Questions on the material:
1) Write out the passage of the Mario Guevara article starting with "- Organization: MG" and going on through "in October 2025.".
2) Continue the Mario Guevara article from its last sentence.

Document text:
- Citizenship: El Salvador
- Employer: Mundo Hispánico (until 2024)
- Organization: MG News
- Children: 2
- Website: noticiasmg.com

= Mario Guevara (journalist) =

Salvadoran journalist

Mario Guevara is a Salvadoran journalist and asylum seeker who was deported from the United States in October 2025.

== Biography ==
Guevara worked in El Salvador until fleeing the country with his family in 2004 due to political persecution. He then became a resident in the United States, where he mostly reported on the topic of immigration in Atlanta. He was nominated for and won multiple Southeast Emmy Awards. Guevara was ordered removed from the United States by an immigration judge in 2012. He worked for Mundo Hispánico until founding MG News in 2024.

In the past, Guevara had spoken favorably of Republican candidates and policies. In 2022, he said that then-Republican gubernatorial candidate Brian Kemp's victory over Democratic candidate Stacey Abrams would prevent what he described as the Democratic Party's plan of "eradicating" the police in the state of Georgia, even though Abrams had in reality intended to increase police funding. Guevara endorsed Republican insurance commissioner candidate John King, saying that "a lot of our Latino people are conservative" and wishing him four more years in office. In a Facebook live, Guevara said that "a lot of people talk about Republicans being racist... But frankly Georgia Republicans now aren’t the same" as before.

Dataset records:

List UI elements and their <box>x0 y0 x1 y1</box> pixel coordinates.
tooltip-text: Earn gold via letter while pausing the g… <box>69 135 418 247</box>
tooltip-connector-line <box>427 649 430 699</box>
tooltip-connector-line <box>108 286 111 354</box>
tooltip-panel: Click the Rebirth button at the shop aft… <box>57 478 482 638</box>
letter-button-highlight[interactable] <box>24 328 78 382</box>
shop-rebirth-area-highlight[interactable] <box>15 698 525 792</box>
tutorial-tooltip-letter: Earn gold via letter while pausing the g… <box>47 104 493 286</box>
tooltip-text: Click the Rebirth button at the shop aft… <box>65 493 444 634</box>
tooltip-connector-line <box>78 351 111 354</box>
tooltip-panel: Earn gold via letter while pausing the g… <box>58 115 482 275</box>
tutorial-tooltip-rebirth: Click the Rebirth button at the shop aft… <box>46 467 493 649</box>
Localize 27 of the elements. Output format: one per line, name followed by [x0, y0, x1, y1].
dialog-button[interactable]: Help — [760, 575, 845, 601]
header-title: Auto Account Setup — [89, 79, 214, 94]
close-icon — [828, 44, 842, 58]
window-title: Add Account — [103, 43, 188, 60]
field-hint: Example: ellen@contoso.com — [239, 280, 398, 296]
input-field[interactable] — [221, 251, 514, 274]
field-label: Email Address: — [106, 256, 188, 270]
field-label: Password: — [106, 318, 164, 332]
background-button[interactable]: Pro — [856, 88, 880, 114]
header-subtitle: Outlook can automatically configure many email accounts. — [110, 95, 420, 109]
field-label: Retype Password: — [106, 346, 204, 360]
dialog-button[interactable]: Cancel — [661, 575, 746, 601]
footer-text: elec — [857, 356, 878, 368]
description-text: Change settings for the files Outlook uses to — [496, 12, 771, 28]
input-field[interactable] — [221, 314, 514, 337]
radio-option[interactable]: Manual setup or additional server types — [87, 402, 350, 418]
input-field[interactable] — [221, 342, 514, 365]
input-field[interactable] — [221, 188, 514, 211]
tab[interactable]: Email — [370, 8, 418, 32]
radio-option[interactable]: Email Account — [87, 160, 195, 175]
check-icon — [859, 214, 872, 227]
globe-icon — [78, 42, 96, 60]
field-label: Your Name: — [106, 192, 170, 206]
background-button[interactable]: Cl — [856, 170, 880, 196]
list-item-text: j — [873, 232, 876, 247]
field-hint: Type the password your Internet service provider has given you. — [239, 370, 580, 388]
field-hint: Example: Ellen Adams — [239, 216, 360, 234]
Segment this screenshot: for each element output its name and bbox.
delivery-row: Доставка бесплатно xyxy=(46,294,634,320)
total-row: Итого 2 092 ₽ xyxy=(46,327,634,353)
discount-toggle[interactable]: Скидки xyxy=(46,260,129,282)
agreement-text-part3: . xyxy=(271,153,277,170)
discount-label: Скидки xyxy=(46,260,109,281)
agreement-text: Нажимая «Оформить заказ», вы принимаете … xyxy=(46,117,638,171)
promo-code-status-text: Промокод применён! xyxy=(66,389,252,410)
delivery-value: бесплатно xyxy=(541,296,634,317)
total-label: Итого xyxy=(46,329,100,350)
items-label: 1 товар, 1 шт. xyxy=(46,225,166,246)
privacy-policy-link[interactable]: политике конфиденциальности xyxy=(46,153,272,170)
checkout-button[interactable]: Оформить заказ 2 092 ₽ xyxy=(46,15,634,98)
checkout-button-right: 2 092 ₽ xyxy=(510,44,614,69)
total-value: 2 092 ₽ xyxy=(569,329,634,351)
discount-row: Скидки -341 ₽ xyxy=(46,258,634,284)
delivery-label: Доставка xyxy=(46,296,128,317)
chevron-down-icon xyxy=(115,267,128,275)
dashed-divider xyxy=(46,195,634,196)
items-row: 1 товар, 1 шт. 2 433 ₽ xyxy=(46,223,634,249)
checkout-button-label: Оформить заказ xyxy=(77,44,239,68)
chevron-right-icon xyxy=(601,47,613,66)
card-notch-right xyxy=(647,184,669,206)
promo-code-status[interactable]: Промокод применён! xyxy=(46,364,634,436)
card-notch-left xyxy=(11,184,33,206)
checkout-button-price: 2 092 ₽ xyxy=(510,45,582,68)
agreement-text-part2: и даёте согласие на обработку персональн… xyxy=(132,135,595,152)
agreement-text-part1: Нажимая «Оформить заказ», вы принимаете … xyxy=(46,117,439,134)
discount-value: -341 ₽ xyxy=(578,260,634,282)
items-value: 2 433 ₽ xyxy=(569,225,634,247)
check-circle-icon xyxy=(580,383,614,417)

Expected results:
1)
- Organization: MG News
- Children: 2
- Website: noticiasmg.com

= Mario Guevara (journalist) =

Salvadoran journalist

Mario Guevara is a Salvadoran journalist and asylum seeker who was deported from the United States in October 2025.

2)
After working as a reporter in Atlanta for about 18 years, Guevara was arrested by Doraville police during his coverage of a No Kings protest in June 2025. Charges against him were dropped and he was taken into ICE custody in order to undergo deportation proceedings. The case was appealed and subsequently closed. Guevara held a work visa and had a pending green card application as of September 2025.

Guevara's case garnered a large number of followers on social media due to his coverage of immigration raids. He remained in detention for over 100 days. The ACLU described his detention and prosecution as political censorship. His detention was opposed by the University of Georgia's First Amendment Clinic, the Society of Professional Journalists, the Committee to Protect Journalists and other journalistic freedom organizations.

Guevara was deported to El Salvador in October 2025. As of January of the following year, he was still reporting on United States immigration issues from outside the United States.